## WORK TO DO
Present the following data again exactly as it is shown.
------ INPUT RECORDS ------
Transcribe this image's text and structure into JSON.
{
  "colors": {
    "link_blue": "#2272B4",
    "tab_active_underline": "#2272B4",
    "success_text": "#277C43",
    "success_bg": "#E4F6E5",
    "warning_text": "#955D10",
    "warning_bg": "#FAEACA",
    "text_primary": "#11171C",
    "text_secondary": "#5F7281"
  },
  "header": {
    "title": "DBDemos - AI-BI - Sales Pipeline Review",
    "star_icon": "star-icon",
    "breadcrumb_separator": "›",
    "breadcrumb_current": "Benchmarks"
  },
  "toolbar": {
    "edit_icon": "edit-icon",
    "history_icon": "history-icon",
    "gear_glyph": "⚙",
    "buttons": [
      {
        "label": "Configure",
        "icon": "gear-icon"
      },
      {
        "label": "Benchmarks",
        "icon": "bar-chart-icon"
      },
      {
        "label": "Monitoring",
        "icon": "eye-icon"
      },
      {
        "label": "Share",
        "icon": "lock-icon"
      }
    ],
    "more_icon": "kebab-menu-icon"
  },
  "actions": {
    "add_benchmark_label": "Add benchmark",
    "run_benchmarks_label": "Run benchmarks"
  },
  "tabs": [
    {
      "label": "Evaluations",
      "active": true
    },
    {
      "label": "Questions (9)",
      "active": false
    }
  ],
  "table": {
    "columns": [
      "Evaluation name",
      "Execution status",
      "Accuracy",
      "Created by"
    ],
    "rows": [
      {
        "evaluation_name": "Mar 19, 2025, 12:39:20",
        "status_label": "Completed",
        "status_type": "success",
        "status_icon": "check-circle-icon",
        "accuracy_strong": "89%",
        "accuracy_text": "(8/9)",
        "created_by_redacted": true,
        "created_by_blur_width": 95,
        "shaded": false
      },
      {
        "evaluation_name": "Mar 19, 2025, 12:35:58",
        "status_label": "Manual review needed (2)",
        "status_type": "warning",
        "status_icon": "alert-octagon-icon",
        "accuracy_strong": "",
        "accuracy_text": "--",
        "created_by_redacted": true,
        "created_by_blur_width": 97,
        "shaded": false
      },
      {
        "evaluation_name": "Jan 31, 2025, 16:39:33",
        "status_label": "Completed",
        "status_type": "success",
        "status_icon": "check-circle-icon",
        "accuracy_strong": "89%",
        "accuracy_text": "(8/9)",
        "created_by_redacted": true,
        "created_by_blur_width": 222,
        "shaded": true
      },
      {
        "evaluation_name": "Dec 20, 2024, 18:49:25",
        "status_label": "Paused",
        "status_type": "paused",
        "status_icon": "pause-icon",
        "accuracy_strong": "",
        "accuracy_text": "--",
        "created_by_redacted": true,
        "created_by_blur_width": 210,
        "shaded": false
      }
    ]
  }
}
------
## REPLY
Transcribe this image's text and structure into JSON.
{
  "colors": {
    "link_blue": "#2272B4",
    "tab_active_underline": "#2272B4",
    "success_text": "#277C43",
    "success_bg": "#E4F6E5",
    "warning_text": "#955D10",
    "warning_bg": "#FAEACA",
    "text_primary": "#11171C",
    "text_secondary": "#5F7281"
  },
  "header": {
    "title": "DBDemos - AI-BI - Sales Pipeline Review",
    "star_icon": "star-icon",
    "breadcrumb_separator": "›",
    "breadcrumb_current": "Benchmarks"
  },
  "toolbar": {
    "edit_icon": "edit-icon",
    "history_icon": "history-icon",
    "gear_glyph": "⚙",
    "buttons": [
      {
        "label": "Configure",
        "icon": "gear-icon"
      },
      {
        "label": "Benchmarks",
        "icon": "bar-chart-icon"
      },
      {
        "label": "Monitoring",
        "icon": "eye-icon"
      },
      {
        "label": "Share",
        "icon": "lock-icon"
      }
    ],
    "more_icon": "kebab-menu-icon"
  },
  "actions": {
    "add_benchmark_label": "Add benchmark",
    "run_benchmarks_label": "Run benchmarks"
  },
  "tabs": [
    {
      "label": "Evaluations",
      "active": true
    },
    {
      "label": "Questions (9)",
      "active": false
    }
  ],
  "table": {
    "columns": [
      "Evaluation name",
      "Execution status",
      "Accuracy",
      "Created by"
    ],
    "rows": [
      {
        "evaluation_name": "Mar 19, 2025, 12:39:20",
        "status_label": "Completed",
        "status_type": "success",
        "status_icon": "check-circle-icon",
        "accuracy_strong": "89%",
        "accuracy_text": "(8/9)",
        "created_by_redacted": true,
        "created_by_blur_width": 95,
        "shaded": false
      },
      {
        "evaluation_name": "Mar 19, 2025, 12:35:58",
        "status_label": "Manual review needed (2)",
        "status_type": "warning",
        "status_icon": "alert-octagon-icon",
        "accuracy_strong": "",
        "accuracy_text": "--",
        "created_by_redacted": true,
        "created_by_blur_width": 97,
        "shaded": false
      },
      {
        "evaluation_name": "Jan 31, 2025, 16:39:33",
        "status_label": "Completed",
        "status_type": "success",
        "status_icon": "check-circle-icon",
        "accuracy_strong": "89%",
        "accuracy_text": "(8/9)",
        "created_by_redacted": true,
        "created_by_blur_width": 222,
        "shaded": true
      },
      {
        "evaluation_name": "Dec 20, 2024, 18:49:25",
        "status_label": "Paused",
        "status_type": "paused",
        "status_icon": "pause-icon",
        "accuracy_strong": "",
        "accuracy_text": "--",
        "created_by_redacted": true,
        "created_by_blur_width": 210,
        "shaded": false
      }
    ]
  }
}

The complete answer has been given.